### Task objective
Without changing a character, return the entries, but not the images they hold.

### Information supplied

/---

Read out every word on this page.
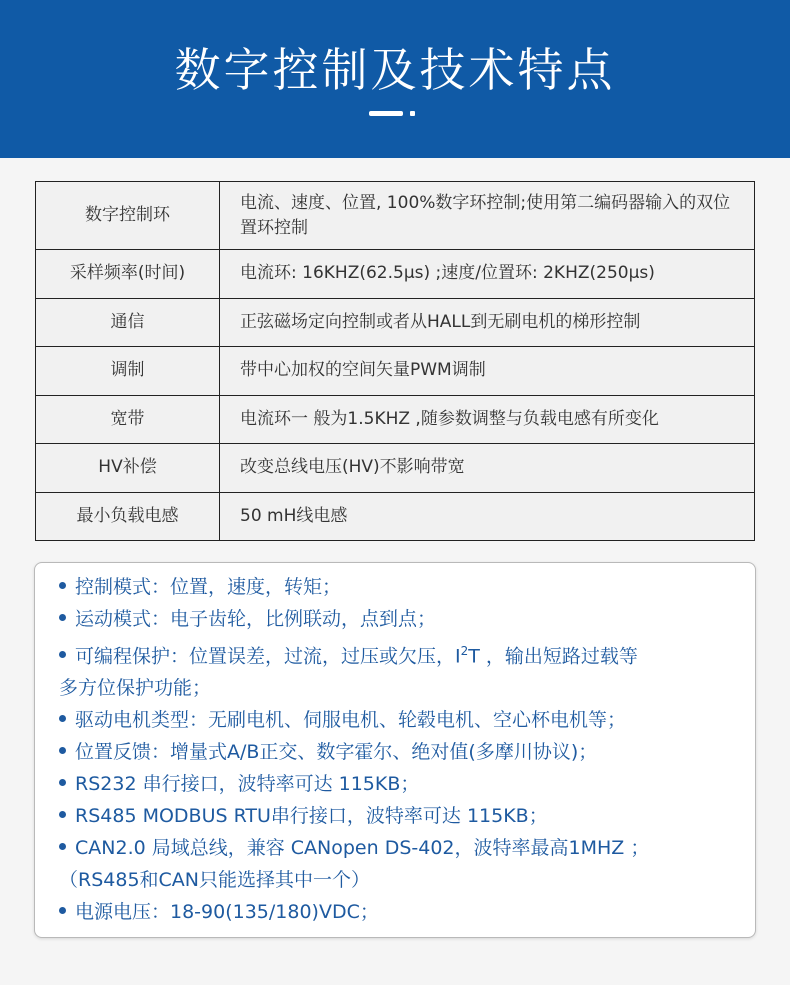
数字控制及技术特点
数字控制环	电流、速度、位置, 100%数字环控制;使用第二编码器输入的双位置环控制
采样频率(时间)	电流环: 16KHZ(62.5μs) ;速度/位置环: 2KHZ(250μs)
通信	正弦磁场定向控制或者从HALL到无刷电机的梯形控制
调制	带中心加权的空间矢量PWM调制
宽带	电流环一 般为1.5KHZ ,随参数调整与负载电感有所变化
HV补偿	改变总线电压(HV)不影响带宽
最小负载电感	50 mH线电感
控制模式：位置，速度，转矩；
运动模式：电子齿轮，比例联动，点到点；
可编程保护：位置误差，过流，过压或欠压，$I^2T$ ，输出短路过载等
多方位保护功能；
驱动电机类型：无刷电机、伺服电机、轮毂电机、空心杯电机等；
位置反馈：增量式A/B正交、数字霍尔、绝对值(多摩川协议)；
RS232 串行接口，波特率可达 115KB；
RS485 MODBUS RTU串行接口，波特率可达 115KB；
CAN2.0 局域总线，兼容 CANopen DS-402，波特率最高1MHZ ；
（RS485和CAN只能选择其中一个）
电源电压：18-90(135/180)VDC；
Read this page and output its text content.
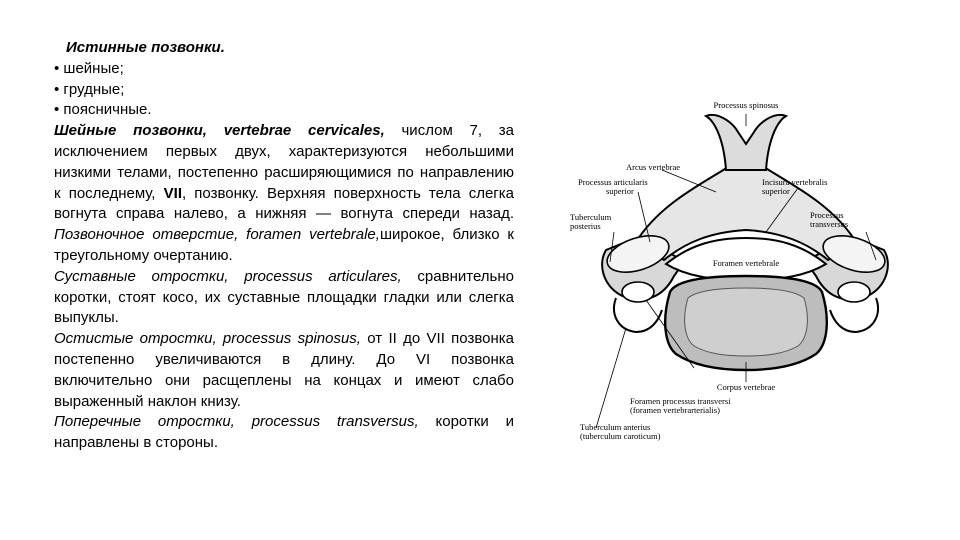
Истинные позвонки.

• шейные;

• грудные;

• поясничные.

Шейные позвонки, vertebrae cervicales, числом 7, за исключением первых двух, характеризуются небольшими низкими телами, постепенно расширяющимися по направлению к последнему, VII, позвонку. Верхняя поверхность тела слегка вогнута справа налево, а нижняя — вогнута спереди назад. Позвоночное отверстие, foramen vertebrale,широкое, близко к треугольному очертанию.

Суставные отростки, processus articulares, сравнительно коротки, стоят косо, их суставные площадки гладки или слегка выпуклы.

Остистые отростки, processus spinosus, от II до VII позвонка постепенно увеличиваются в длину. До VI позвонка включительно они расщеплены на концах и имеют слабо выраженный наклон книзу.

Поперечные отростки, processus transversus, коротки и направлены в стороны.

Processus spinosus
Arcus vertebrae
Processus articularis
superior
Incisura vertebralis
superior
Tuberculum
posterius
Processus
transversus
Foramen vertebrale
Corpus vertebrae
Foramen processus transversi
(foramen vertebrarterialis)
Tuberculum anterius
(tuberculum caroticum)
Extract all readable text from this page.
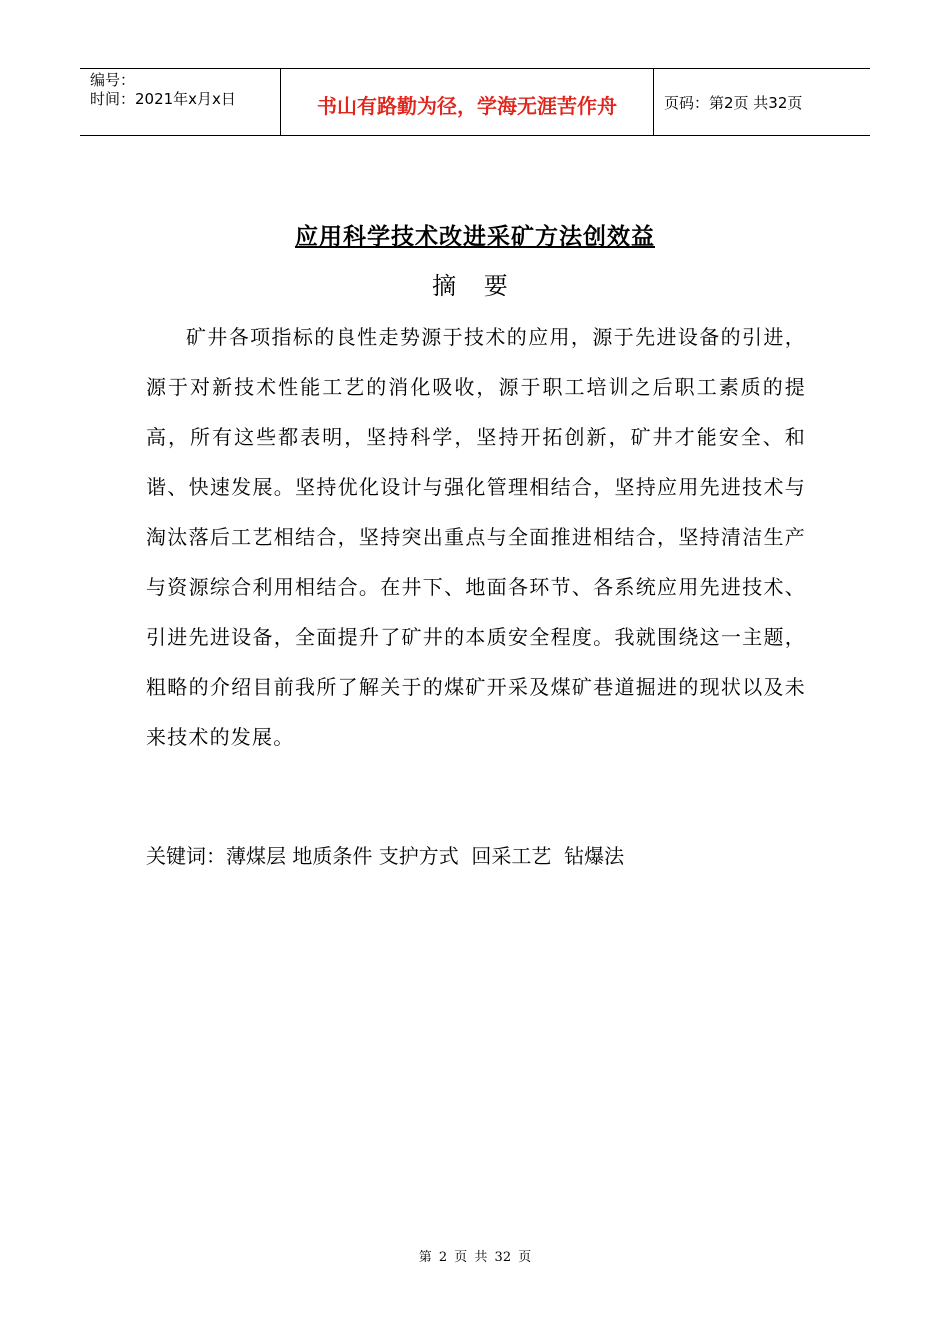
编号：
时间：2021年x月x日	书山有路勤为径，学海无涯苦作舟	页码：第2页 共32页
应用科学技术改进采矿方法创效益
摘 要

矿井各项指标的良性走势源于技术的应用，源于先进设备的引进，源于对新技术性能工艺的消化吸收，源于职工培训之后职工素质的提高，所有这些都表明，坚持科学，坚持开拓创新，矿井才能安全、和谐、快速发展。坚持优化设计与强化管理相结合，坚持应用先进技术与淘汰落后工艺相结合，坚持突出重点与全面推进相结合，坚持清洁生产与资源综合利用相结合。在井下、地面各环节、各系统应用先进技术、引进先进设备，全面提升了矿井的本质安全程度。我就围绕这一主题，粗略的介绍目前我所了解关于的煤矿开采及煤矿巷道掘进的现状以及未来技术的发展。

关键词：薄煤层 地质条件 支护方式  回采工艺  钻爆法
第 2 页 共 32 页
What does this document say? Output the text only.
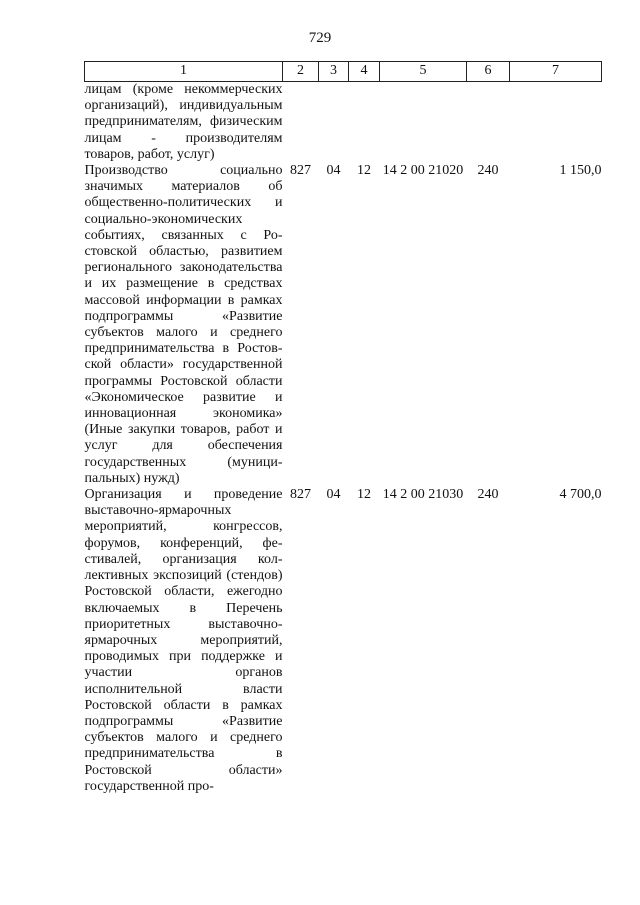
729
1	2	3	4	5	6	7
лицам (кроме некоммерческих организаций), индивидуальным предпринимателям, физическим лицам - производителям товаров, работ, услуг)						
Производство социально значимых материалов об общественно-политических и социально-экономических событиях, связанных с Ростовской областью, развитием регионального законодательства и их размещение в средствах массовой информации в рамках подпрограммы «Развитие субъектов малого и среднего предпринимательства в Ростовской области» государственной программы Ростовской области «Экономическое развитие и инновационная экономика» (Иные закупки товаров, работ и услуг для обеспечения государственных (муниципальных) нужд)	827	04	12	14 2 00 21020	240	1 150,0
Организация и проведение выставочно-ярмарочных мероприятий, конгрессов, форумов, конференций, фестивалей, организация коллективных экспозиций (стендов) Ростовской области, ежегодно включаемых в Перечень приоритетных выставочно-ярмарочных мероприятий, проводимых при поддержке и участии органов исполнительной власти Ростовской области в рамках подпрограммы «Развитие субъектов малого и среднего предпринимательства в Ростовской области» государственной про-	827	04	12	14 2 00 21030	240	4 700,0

\---

### Solution for this problem
Read out every word on this page.
数字控制及技术特点
数字控制环	电流、速度、位置, 100%数字环控制;使用第二编码器输入的双位置环控制
采样频率(时间)	电流环: 16KHZ(62.5μs) ;速度/位置环: 2KHZ(250μs)
通信	正弦磁场定向控制或者从HALL到无刷电机的梯形控制
调制	带中心加权的空间矢量PWM调制
宽带	电流环一 般为1.5KHZ ,随参数调整与负载电感有所变化
HV补偿	改变总线电压(HV)不影响带宽
最小负载电感	50 mH线电感
控制模式：位置，速度，转矩；
运动模式：电子齿轮，比例联动，点到点；
可编程保护：位置误差，过流，过压或欠压，$I^2T$ ，输出短路过载等
多方位保护功能；
驱动电机类型：无刷电机、伺服电机、轮毂电机、空心杯电机等；
位置反馈：增量式A/B正交、数字霍尔、绝对值(多摩川协议)；
RS232 串行接口，波特率可达 115KB；
RS485 MODBUS RTU串行接口，波特率可达 115KB；
CAN2.0 局域总线，兼容 CANopen DS-402，波特率最高1MHZ ；
（RS485和CAN只能选择其中一个）
电源电压：18-90(135/180)VDC；
Read this page and output its text content.
Истинные позвонки.

• шейные;

• грудные;

• поясничные.

Шейные позвонки, vertebrae cervicales, числом 7, за исключением первых двух, характеризуются небольшими низкими телами, постепенно расширяющимися по направлению к последнему, VII, позвонку. Верхняя поверхность тела слегка вогнута справа налево, а нижняя — вогнута спереди назад. Позвоночное отверстие, foramen vertebrale,широкое, близко к треугольному очертанию.

Суставные отростки, processus articulares, сравнительно коротки, стоят косо, их суставные площадки гладки или слегка выпуклы.

Остистые отростки, processus spinosus, от II до VII позвонка постепенно увеличиваются в длину. До VI позвонка включительно они расщеплены на концах и имеют слабо выраженный наклон книзу.

Поперечные отростки, processus transversus, коротки и направлены в стороны.

Processus spinosus
Arcus vertebrae
Processus articularis
superior
Incisura vertebralis
superior
Tuberculum
posterius
Processus
transversus
Foramen vertebrale
Corpus vertebrae
Foramen processus transversi
(foramen vertebrarterialis)
Tuberculum anterius
(tuberculum caroticum)
Extract all readable text from this page.
编号：
时间：2021年x月x日	书山有路勤为径，学海无涯苦作舟	页码：第2页 共32页
应用科学技术改进采矿方法创效益
摘 要

矿井各项指标的良性走势源于技术的应用，源于先进设备的引进，源于对新技术性能工艺的消化吸收，源于职工培训之后职工素质的提高，所有这些都表明，坚持科学，坚持开拓创新，矿井才能安全、和谐、快速发展。坚持优化设计与强化管理相结合，坚持应用先进技术与淘汰落后工艺相结合，坚持突出重点与全面推进相结合，坚持清洁生产与资源综合利用相结合。在井下、地面各环节、各系统应用先进技术、引进先进设备，全面提升了矿井的本质安全程度。我就围绕这一主题，粗略的介绍目前我所了解关于的煤矿开采及煤矿巷道掘进的现状以及未来技术的发展。

关键词：薄煤层 地质条件 支护方式  回采工艺  钻爆法
第 2 页 共 32 页
What does this document say? Output the text only.
729
1	2	3	4	5	6	7
лицам (кроме некоммерческих организаций), индивидуальным предпринимателям, физическим лицам - производителям товаров, работ, услуг)						
Производство социально значимых материалов об общественно-политических и социально-экономических событиях, связанных с Ростовской областью, развитием регионального законодательства и их размещение в средствах массовой информации в рамках подпрограммы «Развитие субъектов малого и среднего предпринимательства в Ростовской области» государственной программы Ростовской области «Экономическое развитие и инновационная экономика» (Иные закупки товаров, работ и услуг для обеспечения государственных (муниципальных) нужд)	827	04	12	14 2 00 21020	240	1 150,0
Организация и проведение выставочно-ярмарочных мероприятий, конгрессов, форумов, конференций, фестивалей, организация коллективных экспозиций (стендов) Ростовской области, ежегодно включаемых в Перечень приоритетных выставочно-ярмарочных мероприятий, проводимых при поддержке и участии органов исполнительной власти Ростовской области в рамках подпрограммы «Развитие субъектов малого и среднего предпринимательства в Ростовской области» государственной про-	827	04	12	14 2 00 21030	240	4 700,0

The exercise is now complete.